══ INPUT DATA

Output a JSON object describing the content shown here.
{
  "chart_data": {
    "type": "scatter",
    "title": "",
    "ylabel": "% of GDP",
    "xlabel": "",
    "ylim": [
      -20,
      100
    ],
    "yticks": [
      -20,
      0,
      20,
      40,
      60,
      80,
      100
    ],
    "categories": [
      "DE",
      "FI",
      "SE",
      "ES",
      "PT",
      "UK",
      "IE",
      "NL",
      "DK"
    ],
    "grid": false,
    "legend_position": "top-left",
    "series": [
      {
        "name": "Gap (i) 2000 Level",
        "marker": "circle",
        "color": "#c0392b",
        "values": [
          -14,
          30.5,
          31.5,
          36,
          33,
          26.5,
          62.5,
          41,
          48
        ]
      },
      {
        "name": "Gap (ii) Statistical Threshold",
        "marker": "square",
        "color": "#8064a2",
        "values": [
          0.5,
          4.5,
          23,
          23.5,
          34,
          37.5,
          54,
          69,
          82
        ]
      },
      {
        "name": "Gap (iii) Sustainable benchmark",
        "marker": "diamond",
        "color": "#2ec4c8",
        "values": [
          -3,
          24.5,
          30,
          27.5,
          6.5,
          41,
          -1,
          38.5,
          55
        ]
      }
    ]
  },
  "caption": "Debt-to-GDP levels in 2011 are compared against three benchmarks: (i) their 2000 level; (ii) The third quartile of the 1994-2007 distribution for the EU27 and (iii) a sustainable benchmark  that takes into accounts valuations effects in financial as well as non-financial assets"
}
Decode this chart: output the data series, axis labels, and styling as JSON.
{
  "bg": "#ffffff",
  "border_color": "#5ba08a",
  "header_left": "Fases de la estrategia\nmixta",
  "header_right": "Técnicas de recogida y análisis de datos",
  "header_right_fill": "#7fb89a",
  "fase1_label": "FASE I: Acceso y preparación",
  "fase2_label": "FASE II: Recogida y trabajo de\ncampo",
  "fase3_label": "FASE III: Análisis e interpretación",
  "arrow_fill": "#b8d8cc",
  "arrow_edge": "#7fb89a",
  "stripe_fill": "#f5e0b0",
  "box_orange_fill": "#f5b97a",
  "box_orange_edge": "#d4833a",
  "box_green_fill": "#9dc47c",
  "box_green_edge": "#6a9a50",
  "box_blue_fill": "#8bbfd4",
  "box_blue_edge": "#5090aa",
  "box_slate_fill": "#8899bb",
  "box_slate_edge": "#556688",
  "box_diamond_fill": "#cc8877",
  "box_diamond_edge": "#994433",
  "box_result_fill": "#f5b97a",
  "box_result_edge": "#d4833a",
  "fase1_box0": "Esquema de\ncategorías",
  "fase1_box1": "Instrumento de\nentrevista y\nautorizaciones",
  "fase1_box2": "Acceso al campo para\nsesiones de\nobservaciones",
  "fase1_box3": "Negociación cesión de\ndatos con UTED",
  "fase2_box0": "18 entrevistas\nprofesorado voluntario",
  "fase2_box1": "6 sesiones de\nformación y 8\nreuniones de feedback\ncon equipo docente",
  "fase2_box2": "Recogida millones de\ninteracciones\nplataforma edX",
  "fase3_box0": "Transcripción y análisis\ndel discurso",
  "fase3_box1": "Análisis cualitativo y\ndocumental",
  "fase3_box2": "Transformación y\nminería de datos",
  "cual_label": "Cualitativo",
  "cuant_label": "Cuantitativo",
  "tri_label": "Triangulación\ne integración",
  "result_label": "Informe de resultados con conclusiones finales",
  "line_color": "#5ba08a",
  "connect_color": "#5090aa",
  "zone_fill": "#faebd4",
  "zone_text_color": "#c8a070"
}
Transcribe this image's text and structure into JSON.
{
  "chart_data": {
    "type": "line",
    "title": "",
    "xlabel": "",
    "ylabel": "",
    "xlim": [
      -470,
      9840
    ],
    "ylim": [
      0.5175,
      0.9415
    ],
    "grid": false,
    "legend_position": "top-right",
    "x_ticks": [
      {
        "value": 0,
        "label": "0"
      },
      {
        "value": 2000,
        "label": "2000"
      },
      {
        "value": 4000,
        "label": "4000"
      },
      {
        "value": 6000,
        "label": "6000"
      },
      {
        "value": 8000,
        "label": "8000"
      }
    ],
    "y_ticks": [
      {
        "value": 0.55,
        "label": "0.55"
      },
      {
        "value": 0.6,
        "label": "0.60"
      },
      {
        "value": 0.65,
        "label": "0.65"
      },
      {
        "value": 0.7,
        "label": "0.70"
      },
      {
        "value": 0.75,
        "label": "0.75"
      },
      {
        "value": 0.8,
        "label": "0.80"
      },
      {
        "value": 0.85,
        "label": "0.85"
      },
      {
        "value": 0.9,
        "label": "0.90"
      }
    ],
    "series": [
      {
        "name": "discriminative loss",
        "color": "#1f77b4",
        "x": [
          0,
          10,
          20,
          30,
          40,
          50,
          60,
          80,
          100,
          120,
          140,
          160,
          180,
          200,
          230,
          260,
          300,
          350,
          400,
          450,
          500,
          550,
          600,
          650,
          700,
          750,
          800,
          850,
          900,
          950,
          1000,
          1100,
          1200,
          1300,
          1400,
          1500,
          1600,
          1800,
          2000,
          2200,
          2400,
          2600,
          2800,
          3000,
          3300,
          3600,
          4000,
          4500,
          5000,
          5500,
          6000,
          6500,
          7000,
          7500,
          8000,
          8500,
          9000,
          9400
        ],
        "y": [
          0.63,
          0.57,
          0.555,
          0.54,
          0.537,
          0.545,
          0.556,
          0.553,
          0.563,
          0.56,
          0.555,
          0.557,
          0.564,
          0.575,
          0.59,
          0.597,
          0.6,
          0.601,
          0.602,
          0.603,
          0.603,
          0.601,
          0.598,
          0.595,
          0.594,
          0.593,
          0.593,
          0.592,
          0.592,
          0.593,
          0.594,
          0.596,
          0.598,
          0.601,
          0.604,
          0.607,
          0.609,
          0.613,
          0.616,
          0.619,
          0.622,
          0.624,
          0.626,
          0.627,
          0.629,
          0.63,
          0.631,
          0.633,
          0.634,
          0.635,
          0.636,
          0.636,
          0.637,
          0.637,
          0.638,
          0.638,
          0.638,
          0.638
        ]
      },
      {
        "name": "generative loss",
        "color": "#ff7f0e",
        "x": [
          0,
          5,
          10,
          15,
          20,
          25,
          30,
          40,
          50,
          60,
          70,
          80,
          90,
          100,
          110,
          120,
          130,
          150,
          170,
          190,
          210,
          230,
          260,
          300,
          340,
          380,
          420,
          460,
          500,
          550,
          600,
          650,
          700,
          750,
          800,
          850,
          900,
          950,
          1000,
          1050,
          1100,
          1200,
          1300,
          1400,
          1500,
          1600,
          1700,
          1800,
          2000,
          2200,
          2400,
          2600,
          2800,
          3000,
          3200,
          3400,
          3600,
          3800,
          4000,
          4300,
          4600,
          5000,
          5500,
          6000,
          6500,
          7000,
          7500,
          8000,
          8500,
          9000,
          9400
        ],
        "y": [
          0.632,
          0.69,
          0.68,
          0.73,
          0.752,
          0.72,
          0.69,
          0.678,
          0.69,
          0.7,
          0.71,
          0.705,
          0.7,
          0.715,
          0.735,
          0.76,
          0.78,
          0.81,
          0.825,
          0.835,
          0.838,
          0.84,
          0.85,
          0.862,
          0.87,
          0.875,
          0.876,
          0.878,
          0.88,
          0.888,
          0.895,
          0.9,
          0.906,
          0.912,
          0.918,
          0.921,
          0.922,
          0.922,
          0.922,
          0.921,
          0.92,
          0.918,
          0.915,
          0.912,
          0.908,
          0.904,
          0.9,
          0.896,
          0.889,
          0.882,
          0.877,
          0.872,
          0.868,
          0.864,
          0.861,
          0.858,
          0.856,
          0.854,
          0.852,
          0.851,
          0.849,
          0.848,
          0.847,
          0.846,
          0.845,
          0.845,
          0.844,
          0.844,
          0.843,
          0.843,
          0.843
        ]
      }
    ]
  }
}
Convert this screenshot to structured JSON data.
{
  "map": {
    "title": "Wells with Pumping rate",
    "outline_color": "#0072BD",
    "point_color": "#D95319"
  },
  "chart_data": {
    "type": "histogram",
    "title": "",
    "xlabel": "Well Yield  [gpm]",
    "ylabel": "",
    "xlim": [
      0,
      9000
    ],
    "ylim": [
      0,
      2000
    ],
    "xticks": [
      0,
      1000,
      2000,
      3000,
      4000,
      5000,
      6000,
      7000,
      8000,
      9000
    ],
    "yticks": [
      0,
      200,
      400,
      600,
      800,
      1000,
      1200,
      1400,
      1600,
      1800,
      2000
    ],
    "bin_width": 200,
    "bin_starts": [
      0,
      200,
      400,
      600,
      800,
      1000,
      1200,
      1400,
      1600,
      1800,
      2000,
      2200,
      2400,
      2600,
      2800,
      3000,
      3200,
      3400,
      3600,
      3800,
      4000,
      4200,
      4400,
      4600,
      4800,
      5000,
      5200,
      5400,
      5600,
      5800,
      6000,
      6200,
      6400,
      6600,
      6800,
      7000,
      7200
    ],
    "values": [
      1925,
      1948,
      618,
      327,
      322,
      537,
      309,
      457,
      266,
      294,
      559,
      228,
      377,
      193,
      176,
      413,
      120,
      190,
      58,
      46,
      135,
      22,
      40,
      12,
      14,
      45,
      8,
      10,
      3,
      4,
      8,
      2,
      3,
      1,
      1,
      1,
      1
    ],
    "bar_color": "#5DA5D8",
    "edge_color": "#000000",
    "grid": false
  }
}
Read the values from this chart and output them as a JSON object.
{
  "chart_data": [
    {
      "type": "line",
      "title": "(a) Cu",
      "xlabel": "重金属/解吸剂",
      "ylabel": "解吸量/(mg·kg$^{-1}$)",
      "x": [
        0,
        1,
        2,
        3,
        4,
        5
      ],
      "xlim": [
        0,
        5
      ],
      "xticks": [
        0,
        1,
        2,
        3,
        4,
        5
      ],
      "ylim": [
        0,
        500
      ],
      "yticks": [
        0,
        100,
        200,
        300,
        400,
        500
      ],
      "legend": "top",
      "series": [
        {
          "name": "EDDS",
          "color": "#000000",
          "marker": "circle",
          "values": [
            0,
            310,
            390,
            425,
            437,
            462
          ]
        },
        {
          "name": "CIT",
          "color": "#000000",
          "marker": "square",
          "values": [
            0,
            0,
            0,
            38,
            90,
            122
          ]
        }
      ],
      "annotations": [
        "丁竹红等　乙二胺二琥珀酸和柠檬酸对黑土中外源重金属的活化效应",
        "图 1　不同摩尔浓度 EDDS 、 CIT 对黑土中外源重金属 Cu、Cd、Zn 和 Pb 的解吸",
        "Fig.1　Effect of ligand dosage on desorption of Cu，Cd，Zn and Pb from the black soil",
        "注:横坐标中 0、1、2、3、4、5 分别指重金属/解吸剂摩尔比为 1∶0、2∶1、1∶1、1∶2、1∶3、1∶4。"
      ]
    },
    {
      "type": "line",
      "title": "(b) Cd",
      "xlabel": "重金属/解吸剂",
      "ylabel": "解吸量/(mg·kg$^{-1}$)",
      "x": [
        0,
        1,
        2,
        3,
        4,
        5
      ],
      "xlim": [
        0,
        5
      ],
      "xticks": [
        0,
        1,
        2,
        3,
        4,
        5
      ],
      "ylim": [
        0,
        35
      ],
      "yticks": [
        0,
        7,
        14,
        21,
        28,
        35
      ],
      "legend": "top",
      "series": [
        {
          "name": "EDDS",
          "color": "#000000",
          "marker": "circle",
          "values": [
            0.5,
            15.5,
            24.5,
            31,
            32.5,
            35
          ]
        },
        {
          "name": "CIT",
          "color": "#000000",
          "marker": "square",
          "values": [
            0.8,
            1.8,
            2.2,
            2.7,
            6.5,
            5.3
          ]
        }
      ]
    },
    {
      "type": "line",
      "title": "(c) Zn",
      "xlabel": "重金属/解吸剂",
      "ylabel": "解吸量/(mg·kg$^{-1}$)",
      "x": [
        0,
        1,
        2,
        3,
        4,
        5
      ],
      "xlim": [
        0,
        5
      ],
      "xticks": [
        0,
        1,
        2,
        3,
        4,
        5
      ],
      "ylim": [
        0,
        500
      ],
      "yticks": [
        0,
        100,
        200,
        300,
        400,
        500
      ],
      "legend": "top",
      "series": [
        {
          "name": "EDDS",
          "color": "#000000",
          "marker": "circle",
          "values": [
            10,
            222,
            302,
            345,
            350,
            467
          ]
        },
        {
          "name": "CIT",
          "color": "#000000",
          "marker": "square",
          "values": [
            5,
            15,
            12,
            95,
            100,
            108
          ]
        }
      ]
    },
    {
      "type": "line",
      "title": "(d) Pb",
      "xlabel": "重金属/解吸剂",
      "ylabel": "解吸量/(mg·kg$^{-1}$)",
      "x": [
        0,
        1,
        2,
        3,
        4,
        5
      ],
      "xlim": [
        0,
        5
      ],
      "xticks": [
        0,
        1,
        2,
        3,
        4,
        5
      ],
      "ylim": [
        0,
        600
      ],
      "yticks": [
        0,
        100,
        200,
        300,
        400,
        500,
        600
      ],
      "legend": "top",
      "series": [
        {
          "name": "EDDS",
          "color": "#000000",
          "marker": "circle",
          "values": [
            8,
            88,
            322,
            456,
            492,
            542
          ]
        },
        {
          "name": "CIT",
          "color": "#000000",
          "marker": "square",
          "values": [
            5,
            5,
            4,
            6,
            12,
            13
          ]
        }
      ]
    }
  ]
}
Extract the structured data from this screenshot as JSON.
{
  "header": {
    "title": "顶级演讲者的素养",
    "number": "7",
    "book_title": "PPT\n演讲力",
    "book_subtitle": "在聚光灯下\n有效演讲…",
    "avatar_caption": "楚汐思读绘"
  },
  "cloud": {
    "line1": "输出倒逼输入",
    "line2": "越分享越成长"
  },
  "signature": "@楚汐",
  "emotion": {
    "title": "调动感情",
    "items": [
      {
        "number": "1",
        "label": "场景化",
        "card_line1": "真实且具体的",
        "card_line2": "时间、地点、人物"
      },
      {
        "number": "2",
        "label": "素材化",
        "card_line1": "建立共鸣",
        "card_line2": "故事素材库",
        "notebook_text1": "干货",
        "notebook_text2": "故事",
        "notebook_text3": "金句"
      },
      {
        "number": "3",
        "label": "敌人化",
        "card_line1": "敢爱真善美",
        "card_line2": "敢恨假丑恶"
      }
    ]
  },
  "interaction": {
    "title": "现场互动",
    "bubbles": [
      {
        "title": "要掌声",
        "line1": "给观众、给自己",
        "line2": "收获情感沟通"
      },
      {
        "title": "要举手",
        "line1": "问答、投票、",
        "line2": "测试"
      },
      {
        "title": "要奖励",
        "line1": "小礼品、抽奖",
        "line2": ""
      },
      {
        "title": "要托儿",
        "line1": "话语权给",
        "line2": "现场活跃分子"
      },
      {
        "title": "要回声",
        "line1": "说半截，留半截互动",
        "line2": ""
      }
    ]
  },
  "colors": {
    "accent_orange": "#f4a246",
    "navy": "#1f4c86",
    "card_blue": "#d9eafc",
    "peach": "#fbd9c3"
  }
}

════

Where a line above contains the string "loss", copy that line.

        "name": "discriminative loss",
        "name": "generative loss",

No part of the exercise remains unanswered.